> [Exercise instructions]
Show every line in the records below that contains the word "ffffff".

┏━━

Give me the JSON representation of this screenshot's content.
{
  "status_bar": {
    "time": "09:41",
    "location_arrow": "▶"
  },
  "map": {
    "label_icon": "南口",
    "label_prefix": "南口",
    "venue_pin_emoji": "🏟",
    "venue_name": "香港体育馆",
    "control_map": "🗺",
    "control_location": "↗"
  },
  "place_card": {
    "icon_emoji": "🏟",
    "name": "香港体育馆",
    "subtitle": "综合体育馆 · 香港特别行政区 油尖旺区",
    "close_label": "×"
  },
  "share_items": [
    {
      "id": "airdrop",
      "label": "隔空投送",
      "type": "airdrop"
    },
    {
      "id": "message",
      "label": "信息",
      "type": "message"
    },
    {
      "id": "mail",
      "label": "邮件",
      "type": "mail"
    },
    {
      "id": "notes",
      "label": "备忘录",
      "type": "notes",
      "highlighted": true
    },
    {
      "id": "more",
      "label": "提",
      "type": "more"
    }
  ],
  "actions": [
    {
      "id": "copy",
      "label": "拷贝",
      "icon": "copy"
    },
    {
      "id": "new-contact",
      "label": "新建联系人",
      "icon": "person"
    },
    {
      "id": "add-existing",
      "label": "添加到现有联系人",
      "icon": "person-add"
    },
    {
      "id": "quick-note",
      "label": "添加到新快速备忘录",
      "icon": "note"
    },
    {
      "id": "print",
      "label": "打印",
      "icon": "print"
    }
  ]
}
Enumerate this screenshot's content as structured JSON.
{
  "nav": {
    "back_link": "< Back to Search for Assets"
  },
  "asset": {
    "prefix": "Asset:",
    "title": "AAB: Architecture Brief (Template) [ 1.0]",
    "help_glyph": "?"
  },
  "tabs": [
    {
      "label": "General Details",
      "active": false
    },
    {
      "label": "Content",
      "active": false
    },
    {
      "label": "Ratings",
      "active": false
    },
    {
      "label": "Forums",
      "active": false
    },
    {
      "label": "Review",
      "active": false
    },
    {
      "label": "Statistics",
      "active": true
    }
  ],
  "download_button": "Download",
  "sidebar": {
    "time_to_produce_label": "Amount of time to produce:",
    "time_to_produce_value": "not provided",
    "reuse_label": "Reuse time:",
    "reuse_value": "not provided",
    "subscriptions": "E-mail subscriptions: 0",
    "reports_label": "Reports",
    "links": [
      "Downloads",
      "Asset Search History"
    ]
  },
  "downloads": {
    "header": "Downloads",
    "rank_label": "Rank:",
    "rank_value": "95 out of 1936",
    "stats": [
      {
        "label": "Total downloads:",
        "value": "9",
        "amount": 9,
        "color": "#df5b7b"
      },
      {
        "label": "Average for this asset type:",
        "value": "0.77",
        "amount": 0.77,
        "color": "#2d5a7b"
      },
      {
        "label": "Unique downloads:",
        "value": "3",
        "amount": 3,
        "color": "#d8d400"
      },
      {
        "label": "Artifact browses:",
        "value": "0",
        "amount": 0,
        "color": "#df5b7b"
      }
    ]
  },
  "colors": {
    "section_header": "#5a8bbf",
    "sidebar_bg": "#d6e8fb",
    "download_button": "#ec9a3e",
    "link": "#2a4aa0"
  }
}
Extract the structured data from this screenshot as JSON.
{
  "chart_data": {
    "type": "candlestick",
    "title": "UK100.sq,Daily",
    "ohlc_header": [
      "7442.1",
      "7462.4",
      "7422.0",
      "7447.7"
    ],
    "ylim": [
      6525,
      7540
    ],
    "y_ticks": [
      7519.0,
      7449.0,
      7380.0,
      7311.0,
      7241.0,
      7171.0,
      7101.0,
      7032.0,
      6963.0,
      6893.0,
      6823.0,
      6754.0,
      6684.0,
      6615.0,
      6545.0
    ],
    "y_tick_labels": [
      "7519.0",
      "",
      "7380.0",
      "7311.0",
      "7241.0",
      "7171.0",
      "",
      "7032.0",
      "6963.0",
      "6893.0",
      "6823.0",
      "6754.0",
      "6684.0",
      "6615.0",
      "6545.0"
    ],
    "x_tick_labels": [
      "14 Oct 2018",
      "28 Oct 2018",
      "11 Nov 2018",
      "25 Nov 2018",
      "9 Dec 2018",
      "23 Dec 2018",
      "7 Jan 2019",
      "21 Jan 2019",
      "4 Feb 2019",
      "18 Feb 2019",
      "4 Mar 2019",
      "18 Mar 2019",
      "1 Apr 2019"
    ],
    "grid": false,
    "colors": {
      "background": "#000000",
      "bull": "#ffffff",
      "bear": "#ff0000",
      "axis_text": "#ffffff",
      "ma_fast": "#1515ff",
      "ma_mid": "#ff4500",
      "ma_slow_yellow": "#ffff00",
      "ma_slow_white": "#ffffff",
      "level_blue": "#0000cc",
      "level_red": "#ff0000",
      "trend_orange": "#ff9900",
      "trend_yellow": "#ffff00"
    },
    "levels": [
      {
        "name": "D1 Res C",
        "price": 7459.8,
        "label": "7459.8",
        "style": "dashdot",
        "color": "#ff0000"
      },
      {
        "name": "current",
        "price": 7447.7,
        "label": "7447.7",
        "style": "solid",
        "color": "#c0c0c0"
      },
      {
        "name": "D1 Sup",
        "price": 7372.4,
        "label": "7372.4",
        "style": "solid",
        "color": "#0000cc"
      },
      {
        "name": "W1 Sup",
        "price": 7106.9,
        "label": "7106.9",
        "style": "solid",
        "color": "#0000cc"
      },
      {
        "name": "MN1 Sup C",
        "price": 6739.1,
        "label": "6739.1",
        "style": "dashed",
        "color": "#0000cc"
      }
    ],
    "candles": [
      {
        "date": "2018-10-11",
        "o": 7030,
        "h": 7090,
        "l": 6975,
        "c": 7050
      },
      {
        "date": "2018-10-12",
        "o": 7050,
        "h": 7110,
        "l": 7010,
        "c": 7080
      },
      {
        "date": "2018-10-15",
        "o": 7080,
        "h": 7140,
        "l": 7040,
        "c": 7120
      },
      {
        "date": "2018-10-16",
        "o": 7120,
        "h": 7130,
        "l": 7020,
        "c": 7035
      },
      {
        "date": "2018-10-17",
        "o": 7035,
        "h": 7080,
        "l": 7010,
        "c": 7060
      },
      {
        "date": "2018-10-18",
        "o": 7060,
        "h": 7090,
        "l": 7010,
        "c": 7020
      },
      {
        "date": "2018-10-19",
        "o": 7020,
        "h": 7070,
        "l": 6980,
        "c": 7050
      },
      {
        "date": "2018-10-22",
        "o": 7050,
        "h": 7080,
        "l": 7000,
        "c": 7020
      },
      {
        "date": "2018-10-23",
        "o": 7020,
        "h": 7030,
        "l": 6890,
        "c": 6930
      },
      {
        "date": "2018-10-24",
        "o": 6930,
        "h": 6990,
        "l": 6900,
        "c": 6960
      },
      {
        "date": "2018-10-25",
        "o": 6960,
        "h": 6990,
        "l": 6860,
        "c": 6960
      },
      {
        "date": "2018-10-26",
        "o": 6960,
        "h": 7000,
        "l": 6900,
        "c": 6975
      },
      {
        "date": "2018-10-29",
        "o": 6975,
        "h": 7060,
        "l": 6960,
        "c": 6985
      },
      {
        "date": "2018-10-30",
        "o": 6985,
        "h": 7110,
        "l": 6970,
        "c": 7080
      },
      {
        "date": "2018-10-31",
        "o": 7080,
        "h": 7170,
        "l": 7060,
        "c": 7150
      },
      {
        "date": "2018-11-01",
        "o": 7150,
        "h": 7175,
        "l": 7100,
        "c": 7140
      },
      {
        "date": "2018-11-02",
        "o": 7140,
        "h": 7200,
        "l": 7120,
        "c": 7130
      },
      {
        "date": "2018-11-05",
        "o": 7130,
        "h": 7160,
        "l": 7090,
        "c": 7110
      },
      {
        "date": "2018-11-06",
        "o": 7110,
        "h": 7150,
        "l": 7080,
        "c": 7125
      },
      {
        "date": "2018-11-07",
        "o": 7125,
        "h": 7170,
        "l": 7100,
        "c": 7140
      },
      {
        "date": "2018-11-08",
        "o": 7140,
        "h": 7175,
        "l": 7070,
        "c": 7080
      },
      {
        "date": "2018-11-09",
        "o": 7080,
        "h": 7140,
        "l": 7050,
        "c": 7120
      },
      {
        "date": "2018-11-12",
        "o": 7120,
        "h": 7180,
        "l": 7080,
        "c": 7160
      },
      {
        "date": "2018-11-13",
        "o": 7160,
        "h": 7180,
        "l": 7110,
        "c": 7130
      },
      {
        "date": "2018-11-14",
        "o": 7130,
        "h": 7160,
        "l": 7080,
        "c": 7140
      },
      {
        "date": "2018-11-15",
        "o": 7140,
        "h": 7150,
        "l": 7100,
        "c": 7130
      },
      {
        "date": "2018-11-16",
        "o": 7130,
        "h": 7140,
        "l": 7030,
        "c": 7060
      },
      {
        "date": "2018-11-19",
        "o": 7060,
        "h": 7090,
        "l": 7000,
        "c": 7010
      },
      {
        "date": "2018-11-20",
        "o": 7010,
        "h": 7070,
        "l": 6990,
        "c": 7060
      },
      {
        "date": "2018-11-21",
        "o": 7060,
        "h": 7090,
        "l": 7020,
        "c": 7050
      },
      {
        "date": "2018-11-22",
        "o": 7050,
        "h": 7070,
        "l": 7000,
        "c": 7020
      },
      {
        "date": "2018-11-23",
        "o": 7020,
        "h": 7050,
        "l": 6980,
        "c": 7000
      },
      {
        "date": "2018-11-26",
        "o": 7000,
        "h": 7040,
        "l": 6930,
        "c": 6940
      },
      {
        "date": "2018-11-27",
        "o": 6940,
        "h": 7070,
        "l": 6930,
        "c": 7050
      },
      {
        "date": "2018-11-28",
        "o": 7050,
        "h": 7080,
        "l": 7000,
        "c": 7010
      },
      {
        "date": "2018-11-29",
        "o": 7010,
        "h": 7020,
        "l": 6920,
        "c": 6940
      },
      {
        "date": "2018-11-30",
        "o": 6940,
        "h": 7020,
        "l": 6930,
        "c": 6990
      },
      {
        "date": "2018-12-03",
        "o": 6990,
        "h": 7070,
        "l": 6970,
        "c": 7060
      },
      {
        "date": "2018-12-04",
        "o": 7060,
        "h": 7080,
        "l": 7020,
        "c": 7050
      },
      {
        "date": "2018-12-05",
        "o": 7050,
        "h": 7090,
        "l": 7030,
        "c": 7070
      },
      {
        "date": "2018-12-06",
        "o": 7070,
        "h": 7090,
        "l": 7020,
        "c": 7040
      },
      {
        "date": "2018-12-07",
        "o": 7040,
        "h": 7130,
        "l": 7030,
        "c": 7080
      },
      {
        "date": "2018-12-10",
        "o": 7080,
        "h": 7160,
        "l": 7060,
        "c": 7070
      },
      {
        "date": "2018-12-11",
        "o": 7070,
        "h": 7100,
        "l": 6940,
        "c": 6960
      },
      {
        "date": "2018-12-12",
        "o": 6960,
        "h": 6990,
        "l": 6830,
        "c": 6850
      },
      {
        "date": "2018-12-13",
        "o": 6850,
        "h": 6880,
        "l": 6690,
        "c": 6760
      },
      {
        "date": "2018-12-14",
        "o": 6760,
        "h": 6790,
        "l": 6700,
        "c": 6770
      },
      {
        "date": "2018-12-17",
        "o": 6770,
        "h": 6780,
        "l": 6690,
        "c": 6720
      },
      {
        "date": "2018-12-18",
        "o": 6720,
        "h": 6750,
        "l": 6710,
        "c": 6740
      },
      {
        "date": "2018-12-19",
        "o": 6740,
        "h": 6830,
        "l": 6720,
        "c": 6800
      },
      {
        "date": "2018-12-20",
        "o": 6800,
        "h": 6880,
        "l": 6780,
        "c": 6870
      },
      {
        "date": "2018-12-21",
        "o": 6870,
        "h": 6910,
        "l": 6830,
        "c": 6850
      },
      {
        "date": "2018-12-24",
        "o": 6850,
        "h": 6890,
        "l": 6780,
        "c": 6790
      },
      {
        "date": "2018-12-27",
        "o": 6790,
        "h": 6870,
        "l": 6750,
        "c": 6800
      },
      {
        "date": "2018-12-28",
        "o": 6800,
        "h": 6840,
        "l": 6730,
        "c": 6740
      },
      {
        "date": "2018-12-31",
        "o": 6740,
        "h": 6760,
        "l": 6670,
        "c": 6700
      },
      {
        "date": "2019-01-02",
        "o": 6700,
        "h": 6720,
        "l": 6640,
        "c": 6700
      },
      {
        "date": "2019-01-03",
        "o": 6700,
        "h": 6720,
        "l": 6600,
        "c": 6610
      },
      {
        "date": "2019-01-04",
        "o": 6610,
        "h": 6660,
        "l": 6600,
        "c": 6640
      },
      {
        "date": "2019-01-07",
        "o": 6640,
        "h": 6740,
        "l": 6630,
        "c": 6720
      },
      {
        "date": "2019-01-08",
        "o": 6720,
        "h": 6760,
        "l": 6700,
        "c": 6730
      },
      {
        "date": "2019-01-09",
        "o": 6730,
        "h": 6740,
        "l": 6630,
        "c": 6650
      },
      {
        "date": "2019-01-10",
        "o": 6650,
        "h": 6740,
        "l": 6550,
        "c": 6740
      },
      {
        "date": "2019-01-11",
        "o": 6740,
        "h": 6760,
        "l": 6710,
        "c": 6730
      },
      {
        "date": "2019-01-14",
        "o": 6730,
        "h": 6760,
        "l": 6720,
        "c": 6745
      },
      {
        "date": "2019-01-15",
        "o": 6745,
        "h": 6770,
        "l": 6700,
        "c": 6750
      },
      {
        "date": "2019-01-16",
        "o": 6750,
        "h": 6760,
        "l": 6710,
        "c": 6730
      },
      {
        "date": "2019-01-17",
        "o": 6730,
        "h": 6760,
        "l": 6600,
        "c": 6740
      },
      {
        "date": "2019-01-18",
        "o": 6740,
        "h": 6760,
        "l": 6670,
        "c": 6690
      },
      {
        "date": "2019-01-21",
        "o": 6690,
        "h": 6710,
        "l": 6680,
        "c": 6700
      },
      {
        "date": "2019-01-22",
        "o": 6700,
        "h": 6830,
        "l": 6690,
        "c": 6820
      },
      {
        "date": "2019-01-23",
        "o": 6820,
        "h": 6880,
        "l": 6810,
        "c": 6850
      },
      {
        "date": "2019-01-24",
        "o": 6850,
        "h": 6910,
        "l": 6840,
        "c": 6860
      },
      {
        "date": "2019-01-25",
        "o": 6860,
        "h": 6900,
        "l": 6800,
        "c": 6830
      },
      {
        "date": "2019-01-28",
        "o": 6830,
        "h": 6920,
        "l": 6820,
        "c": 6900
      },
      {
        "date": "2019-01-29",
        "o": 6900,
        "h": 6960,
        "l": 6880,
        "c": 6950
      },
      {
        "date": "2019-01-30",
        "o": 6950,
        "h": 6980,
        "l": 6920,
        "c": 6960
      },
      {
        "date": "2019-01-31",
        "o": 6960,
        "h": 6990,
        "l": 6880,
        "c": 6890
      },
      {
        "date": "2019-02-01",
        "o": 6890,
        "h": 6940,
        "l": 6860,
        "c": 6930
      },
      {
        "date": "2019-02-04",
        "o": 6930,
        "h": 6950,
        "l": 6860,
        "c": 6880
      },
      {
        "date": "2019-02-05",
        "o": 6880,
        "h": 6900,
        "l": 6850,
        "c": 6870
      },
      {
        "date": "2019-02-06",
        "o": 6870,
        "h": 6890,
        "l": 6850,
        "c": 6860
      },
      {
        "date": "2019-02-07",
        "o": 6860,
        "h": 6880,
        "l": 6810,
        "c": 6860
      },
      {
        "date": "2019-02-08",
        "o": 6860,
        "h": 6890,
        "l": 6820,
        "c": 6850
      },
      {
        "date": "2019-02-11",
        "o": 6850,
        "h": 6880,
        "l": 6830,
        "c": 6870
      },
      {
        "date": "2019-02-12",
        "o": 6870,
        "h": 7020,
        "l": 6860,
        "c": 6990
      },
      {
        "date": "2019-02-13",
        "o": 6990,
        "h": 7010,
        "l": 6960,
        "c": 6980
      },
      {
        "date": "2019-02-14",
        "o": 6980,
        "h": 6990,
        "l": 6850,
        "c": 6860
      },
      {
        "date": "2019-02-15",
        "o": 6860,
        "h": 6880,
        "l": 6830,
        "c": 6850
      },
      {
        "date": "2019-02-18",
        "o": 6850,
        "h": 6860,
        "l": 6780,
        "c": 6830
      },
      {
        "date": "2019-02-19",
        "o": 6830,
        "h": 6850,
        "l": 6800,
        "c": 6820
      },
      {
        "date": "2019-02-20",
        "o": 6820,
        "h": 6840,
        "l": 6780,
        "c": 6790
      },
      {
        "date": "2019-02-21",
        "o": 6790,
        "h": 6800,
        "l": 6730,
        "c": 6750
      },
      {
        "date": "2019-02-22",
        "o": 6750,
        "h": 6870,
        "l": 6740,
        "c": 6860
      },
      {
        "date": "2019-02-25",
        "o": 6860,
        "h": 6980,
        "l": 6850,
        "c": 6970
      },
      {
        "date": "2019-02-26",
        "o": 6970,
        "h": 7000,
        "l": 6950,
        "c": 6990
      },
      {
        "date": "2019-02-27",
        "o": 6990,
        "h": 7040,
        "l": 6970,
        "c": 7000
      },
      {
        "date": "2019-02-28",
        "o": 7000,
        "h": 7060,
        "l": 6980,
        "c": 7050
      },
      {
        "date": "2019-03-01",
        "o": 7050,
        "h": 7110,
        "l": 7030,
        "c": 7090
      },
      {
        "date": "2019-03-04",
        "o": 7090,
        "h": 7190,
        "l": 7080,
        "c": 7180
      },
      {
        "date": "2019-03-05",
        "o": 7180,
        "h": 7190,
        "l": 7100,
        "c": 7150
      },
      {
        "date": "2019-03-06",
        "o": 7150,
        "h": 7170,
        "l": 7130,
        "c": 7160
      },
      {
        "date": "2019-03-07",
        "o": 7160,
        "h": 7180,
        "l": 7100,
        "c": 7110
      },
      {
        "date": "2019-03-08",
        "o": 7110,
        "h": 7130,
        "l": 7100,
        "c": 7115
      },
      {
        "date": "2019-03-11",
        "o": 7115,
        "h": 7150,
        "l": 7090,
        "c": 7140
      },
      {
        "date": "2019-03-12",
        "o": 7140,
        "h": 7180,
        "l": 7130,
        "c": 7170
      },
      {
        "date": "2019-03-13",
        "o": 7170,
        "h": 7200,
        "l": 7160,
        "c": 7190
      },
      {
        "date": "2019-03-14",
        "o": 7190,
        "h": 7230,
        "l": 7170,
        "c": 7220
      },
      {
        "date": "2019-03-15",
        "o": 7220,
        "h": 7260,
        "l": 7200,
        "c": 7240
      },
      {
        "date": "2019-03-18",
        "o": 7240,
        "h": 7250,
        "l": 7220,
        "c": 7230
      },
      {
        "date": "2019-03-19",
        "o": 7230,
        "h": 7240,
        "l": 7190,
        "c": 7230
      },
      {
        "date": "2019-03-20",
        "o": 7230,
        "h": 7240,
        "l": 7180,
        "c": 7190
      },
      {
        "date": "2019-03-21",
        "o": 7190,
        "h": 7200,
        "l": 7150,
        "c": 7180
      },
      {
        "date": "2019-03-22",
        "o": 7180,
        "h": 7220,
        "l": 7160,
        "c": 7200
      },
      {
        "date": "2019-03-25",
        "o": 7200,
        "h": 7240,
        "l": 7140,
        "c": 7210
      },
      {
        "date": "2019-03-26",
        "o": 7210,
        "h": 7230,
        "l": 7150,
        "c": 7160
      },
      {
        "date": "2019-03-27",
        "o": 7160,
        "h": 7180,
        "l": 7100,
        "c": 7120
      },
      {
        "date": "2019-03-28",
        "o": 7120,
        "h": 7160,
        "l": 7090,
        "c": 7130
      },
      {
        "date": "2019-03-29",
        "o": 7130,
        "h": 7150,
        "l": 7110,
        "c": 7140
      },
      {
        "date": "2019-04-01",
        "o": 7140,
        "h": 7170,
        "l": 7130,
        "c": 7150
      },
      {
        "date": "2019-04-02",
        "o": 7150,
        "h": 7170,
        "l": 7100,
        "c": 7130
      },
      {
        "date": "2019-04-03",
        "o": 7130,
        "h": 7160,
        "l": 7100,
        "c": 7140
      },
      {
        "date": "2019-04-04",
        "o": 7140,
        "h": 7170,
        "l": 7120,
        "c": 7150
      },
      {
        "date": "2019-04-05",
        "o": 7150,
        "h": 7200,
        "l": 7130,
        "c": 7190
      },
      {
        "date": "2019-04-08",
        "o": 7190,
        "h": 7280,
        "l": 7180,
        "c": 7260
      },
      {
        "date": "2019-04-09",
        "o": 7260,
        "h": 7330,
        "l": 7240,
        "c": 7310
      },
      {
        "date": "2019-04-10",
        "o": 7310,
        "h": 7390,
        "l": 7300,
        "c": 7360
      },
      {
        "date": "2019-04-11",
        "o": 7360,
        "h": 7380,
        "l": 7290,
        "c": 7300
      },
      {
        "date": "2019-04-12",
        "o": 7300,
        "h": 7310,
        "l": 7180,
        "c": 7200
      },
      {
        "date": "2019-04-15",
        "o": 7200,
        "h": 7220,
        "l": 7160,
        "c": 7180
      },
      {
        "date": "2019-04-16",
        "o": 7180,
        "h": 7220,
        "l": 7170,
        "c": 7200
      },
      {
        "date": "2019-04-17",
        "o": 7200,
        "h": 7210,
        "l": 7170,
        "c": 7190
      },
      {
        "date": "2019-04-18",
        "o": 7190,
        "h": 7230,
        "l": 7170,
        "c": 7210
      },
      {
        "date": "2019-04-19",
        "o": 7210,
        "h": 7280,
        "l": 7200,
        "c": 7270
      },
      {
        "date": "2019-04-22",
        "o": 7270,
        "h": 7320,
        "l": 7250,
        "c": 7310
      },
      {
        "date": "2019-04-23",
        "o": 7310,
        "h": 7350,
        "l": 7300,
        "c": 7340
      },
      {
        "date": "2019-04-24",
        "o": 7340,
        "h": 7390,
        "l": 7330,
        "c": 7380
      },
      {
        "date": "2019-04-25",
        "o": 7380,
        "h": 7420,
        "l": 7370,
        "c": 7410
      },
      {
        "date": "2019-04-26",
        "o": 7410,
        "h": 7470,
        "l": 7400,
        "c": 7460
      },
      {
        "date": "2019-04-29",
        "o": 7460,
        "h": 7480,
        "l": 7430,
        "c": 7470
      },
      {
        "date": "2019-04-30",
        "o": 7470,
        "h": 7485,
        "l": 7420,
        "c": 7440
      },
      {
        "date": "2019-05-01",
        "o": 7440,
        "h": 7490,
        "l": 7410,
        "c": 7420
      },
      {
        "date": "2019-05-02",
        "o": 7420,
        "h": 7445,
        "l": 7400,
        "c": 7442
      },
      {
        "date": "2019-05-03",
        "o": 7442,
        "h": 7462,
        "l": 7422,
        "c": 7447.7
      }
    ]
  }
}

┗━━

> [Answer to the exercise]
      "bull": "#ffffff",
      "axis_text": "#ffffff",
      "ma_slow_white": "#ffffff",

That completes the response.